Exercise goal >> Pull out each line of the records holding the string "term".

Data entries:
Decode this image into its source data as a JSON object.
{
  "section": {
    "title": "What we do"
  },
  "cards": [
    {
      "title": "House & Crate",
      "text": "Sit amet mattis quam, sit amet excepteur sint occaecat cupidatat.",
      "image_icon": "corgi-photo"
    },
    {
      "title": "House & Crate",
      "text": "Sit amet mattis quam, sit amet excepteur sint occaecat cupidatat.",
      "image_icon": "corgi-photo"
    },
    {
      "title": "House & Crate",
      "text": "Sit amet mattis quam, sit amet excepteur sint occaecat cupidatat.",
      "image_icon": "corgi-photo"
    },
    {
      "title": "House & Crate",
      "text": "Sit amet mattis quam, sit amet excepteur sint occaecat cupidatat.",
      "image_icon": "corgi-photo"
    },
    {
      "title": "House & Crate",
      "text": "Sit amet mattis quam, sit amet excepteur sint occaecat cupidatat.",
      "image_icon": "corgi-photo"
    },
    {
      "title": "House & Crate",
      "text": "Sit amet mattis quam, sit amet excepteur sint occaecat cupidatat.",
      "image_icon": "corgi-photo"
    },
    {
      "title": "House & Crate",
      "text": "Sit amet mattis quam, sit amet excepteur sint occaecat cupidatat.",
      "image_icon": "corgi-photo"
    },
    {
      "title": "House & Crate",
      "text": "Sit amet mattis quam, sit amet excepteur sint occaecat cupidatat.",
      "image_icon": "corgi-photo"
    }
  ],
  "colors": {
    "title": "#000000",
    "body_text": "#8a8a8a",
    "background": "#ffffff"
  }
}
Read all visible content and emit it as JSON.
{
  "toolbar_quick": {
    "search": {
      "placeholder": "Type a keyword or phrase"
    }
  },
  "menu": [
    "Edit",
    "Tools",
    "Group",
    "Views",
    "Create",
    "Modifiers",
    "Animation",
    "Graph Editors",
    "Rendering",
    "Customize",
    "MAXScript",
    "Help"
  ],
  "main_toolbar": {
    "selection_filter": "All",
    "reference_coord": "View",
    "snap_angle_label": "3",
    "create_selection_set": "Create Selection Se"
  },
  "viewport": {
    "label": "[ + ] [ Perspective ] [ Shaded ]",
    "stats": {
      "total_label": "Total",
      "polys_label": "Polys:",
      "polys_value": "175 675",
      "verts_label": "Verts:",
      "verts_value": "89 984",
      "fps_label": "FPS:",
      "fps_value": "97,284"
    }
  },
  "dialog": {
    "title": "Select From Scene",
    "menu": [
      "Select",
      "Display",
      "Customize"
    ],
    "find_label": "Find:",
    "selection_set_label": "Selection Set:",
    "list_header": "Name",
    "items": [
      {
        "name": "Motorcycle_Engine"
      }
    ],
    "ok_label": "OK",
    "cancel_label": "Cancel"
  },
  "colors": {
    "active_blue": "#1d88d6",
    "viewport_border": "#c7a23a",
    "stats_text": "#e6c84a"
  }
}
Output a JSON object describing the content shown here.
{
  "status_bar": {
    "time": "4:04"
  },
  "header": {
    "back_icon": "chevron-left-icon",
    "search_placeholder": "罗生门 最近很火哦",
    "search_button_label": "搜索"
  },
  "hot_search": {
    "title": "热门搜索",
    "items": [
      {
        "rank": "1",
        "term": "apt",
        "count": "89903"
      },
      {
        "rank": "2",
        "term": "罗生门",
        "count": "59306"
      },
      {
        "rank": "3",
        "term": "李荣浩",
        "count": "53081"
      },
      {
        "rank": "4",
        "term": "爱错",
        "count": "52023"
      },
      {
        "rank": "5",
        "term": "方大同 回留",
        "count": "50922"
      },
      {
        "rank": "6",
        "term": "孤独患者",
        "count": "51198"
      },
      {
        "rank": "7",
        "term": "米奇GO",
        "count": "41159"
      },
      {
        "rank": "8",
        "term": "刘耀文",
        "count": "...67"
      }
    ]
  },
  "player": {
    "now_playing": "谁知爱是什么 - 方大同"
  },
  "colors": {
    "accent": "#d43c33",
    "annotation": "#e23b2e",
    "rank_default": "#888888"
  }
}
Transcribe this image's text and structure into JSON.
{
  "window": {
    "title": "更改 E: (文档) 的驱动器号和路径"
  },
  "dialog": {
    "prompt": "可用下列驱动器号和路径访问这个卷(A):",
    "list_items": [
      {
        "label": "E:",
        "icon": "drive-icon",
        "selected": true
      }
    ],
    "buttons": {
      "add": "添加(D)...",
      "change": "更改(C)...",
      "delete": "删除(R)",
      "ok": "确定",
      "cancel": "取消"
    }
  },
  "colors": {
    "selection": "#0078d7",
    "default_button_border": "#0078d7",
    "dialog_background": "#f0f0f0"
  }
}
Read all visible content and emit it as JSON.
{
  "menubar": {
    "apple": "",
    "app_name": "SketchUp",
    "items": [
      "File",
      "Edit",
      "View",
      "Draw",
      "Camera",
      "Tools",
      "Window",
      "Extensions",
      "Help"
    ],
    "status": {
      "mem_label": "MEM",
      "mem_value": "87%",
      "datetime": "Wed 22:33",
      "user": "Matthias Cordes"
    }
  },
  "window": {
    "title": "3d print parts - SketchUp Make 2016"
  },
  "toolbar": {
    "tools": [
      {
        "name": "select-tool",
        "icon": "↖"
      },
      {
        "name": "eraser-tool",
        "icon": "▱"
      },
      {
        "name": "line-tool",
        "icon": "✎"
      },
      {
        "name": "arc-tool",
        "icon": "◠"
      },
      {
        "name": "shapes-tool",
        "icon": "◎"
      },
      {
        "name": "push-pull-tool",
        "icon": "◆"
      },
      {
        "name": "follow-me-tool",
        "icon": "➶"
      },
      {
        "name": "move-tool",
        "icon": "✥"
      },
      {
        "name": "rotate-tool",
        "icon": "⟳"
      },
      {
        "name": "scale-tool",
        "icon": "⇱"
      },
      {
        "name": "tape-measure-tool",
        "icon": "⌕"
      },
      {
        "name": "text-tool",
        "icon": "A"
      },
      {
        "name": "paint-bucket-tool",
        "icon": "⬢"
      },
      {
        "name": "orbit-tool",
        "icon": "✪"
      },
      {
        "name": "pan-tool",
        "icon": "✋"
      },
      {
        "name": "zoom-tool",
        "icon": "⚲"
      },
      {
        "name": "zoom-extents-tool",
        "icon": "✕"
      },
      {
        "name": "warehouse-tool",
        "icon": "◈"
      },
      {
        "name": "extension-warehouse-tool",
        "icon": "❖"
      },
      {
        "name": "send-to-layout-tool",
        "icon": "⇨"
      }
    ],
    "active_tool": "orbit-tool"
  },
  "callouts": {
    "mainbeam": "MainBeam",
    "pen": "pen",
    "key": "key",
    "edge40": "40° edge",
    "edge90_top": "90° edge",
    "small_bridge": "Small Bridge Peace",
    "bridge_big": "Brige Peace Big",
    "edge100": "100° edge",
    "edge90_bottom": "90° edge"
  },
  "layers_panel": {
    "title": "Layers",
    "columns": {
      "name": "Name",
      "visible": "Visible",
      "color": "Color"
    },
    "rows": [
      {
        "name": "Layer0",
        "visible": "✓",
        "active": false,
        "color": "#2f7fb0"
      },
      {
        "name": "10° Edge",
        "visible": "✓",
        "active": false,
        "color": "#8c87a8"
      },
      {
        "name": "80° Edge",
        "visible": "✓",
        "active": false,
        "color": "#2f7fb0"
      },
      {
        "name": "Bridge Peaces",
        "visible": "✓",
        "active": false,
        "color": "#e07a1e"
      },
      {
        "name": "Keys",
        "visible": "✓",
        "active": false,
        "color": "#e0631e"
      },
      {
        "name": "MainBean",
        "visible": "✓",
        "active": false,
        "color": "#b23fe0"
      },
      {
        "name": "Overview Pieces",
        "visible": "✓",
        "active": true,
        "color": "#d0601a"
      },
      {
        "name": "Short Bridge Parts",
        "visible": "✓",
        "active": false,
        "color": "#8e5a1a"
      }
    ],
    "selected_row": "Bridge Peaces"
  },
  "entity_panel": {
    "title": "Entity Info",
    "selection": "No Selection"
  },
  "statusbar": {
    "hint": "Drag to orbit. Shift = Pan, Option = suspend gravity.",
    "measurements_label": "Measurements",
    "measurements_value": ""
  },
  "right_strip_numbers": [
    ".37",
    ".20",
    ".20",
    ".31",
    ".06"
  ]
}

Reply to the task >>
        "term": "apt",
        "term": "罗生门",
        "term": "李荣浩",
        "term": "爱错",
        "term": "方大同 回留",
        "term": "孤独患者",
        "term": "米奇GO",
        "term": "刘耀文",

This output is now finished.